→ Stated exercise
Write out the records that appear below, verbatim and complete, but without pictures.

Records from a data collection:
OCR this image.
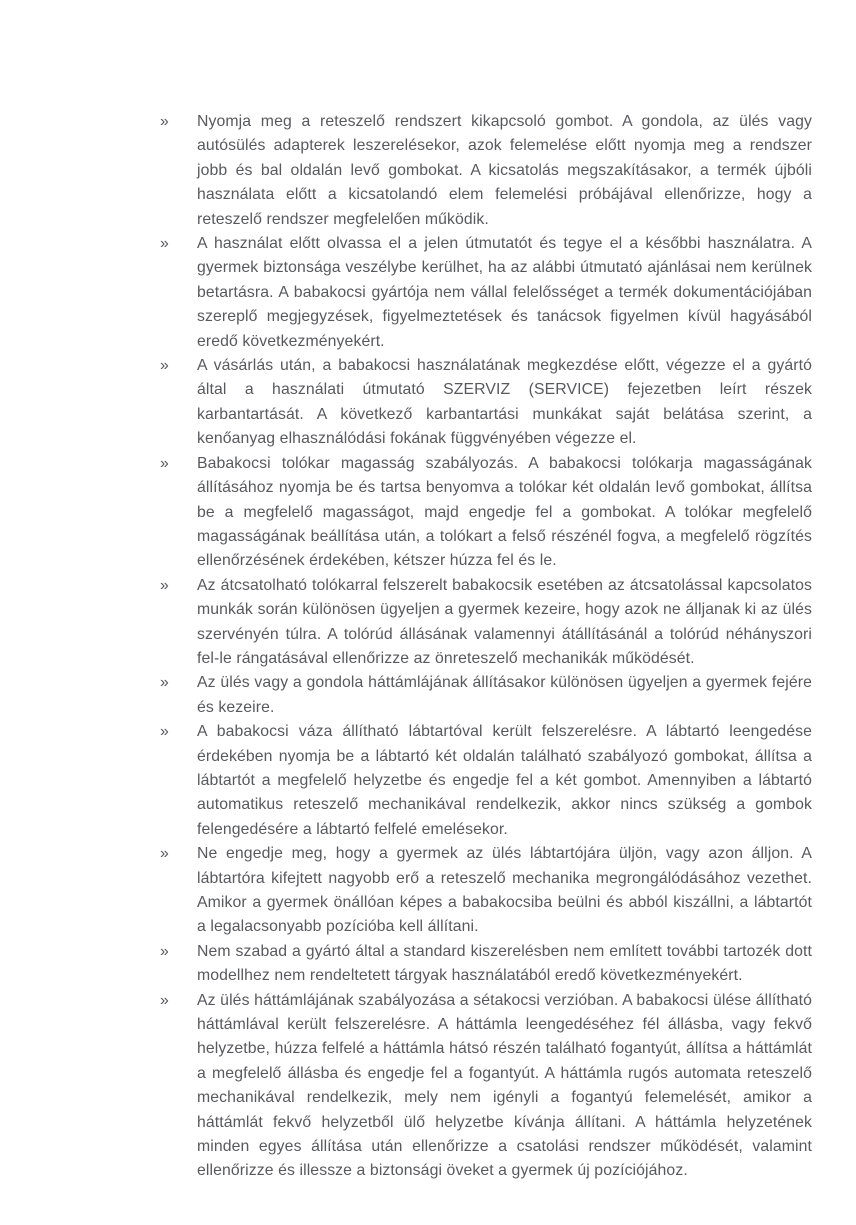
»	Nyomja meg a reteszelő rendszert kikapcsoló gombot. A gondola, az ülés vagy autósülés adapterek leszerelésekor, azok felemelése előtt nyomja meg a rendszer jobb és bal oldalán levő gombokat. A kicsatolás megszakításakor, a termék újbóli használata előtt a kicsatolandó elem felemelési próbájával ellenőrizze, hogy a reteszelő rendszer megfelelően működik.

»	A használat előtt olvassa el a jelen útmutatót és tegye el a későbbi használatra. A gyermek biztonsága veszélybe kerülhet, ha az alábbi útmutató ajánlásai nem kerülnek betartásra. A babakocsi gyártója nem vállal felelősséget a termék dokumentációjában szereplő megjegyzések, figyelmeztetések és tanácsok figyelmen kívül hagyásából eredő következményekért.

»	A vásárlás után, a babakocsi használatának megkezdése előtt, végezze el a gyártó által a használati útmutató SZERVIZ (SERVICE) fejezetben leírt részek karbantartását. A következő karbantartási munkákat saját belátása szerint, a kenőanyag elhasználódási fokának függvényében végezze el.

»	Babakocsi tolókar magasság szabályozás. A babakocsi tolókarja magasságának állításához nyomja be és tartsa benyomva a tolókar két oldalán levő gombokat, állítsa be a megfelelő magasságot, majd engedje fel a gombokat. A tolókar megfelelő magasságának beállítása után, a tolókart a felső részénél fogva, a megfelelő rögzítés ellenőrzésének érdekében, kétszer húzza fel és le.

»	Az átcsatolható tolókarral felszerelt babakocsik esetében az átcsatolással kapcsolatos munkák során különösen ügyeljen a gyermek kezeire, hogy azok ne álljanak ki az ülés szervényén túlra. A tolórúd állásának valamennyi átállításánál a tolórúd néhányszori fel-le rángatásával ellenőrizze az önreteszelő mechanikák működését.

»	Az ülés vagy a gondola háttámlájának állításakor különösen ügyeljen a gyermek fejére és kezeire.

»	A babakocsi váza állítható lábtartóval került felszerelésre. A lábtartó leengedése érdekében nyomja be a lábtartó két oldalán található szabályozó gombokat, állítsa a lábtartót a megfelelő helyzetbe és engedje fel a két gombot. Amennyiben a lábtartó automatikus reteszelő mechanikával rendelkezik, akkor nincs szükség a gombok felengedésére a lábtartó felfelé emelésekor.

»	Ne engedje meg, hogy a gyermek az ülés lábtartójára üljön, vagy azon álljon. A lábtartóra kifejtett nagyobb erő a reteszelő mechanika megrongálódásához vezethet. Amikor a gyermek önállóan képes a babakocsiba beülni és abból kiszállni, a lábtartót a legalacsonyabb pozícióba kell állítani.

»	Nem szabad a gyártó által a standard kiszerelésben nem említett további tartozék dott modellhez nem rendeltetett tárgyak használatából eredő következményekért.

»	Az ülés háttámlájának szabályozása a sétakocsi verzióban. A babakocsi ülése állítható háttámlával került felszerelésre. A háttámla leengedéséhez fél állásba, vagy fekvő helyzetbe, húzza felfelé a háttámla hátsó részén található fogantyút, állítsa a háttámlát a megfelelő állásba és engedje fel a fogantyút. A háttámla rugós automata reteszelő mechanikával rendelkezik, mely nem igényli a fogantyú felemelését, amikor a háttámlát fekvő helyzetből ülő helyzetbe kívánja állítani. A háttámla helyzetének minden egyes állítása után ellenőrizze a csatolási rendszer működését, valamint ellenőrizze és illessze a biztonsági öveket a gyermek új pozíciójához.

→ Correct response
OCR this image.
»	Nyomja meg a reteszelő rendszert kikapcsoló gombot. A gondola, az ülés vagy autósülés adapterek leszerelésekor, azok felemelése előtt nyomja meg a rendszer jobb és bal oldalán levő gombokat. A kicsatolás megszakításakor, a termék újbóli használata előtt a kicsatolandó elem felemelési próbájával ellenőrizze, hogy a reteszelő rendszer megfelelően működik.

»	A használat előtt olvassa el a jelen útmutatót és tegye el a későbbi használatra. A gyermek biztonsága veszélybe kerülhet, ha az alábbi útmutató ajánlásai nem kerülnek betartásra. A babakocsi gyártója nem vállal felelősséget a termék dokumentációjában szereplő megjegyzések, figyelmeztetések és tanácsok figyelmen kívül hagyásából eredő következményekért.

»	A vásárlás után, a babakocsi használatának megkezdése előtt, végezze el a gyártó által a használati útmutató SZERVIZ (SERVICE) fejezetben leírt részek karbantartását. A következő karbantartási munkákat saját belátása szerint, a kenőanyag elhasználódási fokának függvényében végezze el.

»	Babakocsi tolókar magasság szabályozás. A babakocsi tolókarja magasságának állításához nyomja be és tartsa benyomva a tolókar két oldalán levő gombokat, állítsa be a megfelelő magasságot, majd engedje fel a gombokat. A tolókar megfelelő magasságának beállítása után, a tolókart a felső részénél fogva, a megfelelő rögzítés ellenőrzésének érdekében, kétszer húzza fel és le.

»	Az átcsatolható tolókarral felszerelt babakocsik esetében az átcsatolással kapcsolatos munkák során különösen ügyeljen a gyermek kezeire, hogy azok ne álljanak ki az ülés szervényén túlra. A tolórúd állásának valamennyi átállításánál a tolórúd néhányszori fel-le rángatásával ellenőrizze az önreteszelő mechanikák működését.

»	Az ülés vagy a gondola háttámlájának állításakor különösen ügyeljen a gyermek fejére és kezeire.

»	A babakocsi váza állítható lábtartóval került felszerelésre. A lábtartó leengedése érdekében nyomja be a lábtartó két oldalán található szabályozó gombokat, állítsa a lábtartót a megfelelő helyzetbe és engedje fel a két gombot. Amennyiben a lábtartó automatikus reteszelő mechanikával rendelkezik, akkor nincs szükség a gombok felengedésére a lábtartó felfelé emelésekor.

»	Ne engedje meg, hogy a gyermek az ülés lábtartójára üljön, vagy azon álljon. A lábtartóra kifejtett nagyobb erő a reteszelő mechanika megrongálódásához vezethet. Amikor a gyermek önállóan képes a babakocsiba beülni és abból kiszállni, a lábtartót a legalacsonyabb pozícióba kell állítani.

»	Nem szabad a gyártó által a standard kiszerelésben nem említett további tartozék dott modellhez nem rendeltetett tárgyak használatából eredő következményekért.

»	Az ülés háttámlájának szabályozása a sétakocsi verzióban. A babakocsi ülése állítható háttámlával került felszerelésre. A háttámla leengedéséhez fél állásba, vagy fekvő helyzetbe, húzza felfelé a háttámla hátsó részén található fogantyút, állítsa a háttámlát a megfelelő állásba és engedje fel a fogantyút. A háttámla rugós automata reteszelő mechanikával rendelkezik, mely nem igényli a fogantyú felemelését, amikor a háttámlát fekvő helyzetből ülő helyzetbe kívánja állítani. A háttámla helyzetének minden egyes állítása után ellenőrizze a csatolási rendszer működését, valamint ellenőrizze és illessze a biztonsági öveket a gyermek új pozíciójához.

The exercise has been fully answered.